Requirements:
Gather up every line from the entries below that uses the word "Head".

Task inputs:
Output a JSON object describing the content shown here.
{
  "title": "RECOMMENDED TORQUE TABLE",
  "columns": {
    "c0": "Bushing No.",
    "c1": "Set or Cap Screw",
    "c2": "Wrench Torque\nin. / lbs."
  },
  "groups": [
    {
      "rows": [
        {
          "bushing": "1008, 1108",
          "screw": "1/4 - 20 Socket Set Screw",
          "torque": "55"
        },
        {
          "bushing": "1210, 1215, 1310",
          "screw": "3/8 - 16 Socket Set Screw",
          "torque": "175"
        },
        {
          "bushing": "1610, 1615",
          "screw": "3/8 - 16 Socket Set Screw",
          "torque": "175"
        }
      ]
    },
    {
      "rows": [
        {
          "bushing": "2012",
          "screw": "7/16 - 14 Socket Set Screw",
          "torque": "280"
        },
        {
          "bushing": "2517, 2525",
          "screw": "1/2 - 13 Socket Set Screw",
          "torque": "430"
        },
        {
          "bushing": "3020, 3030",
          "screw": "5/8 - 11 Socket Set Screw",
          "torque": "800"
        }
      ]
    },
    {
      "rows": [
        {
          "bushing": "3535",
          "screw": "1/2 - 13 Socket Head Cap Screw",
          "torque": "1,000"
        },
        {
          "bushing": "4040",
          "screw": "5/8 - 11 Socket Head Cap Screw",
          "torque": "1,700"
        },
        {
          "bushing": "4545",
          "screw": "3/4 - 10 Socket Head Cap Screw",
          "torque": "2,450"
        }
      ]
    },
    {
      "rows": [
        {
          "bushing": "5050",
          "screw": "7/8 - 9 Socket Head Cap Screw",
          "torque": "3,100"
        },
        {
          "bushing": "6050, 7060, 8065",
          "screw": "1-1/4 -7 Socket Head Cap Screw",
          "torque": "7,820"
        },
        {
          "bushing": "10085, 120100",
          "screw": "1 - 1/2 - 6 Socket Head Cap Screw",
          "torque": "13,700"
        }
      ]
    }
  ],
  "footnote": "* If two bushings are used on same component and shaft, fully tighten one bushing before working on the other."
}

Complete response:
          "screw": "1/2 - 13 Socket Head Cap Screw",
          "screw": "5/8 - 11 Socket Head Cap Screw",
          "screw": "3/4 - 10 Socket Head Cap Screw",
          "screw": "7/8 - 9 Socket Head Cap Screw",
          "screw": "1-1/4 -7 Socket Head Cap Screw",
          "screw": "1 - 1/2 - 6 Socket Head Cap Screw",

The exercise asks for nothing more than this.